### WHAT YOU SHOULD DO
Gather up the lines that contain "have".

----------

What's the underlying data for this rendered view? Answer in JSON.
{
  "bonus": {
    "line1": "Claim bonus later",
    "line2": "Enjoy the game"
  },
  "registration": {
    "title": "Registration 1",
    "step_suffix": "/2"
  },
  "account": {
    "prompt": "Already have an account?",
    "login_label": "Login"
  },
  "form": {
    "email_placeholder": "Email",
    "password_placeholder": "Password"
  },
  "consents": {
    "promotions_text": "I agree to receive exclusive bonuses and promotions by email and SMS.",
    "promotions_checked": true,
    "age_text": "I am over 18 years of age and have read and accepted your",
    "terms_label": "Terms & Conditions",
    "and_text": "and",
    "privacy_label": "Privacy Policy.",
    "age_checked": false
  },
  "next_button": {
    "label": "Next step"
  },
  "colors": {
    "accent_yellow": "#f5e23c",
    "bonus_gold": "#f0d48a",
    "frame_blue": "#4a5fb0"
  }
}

----------

### WRITTEN RESPONSE
    "prompt": "Already have an account?",
    "age_text": "I am over 18 years of age and have read and accepted your",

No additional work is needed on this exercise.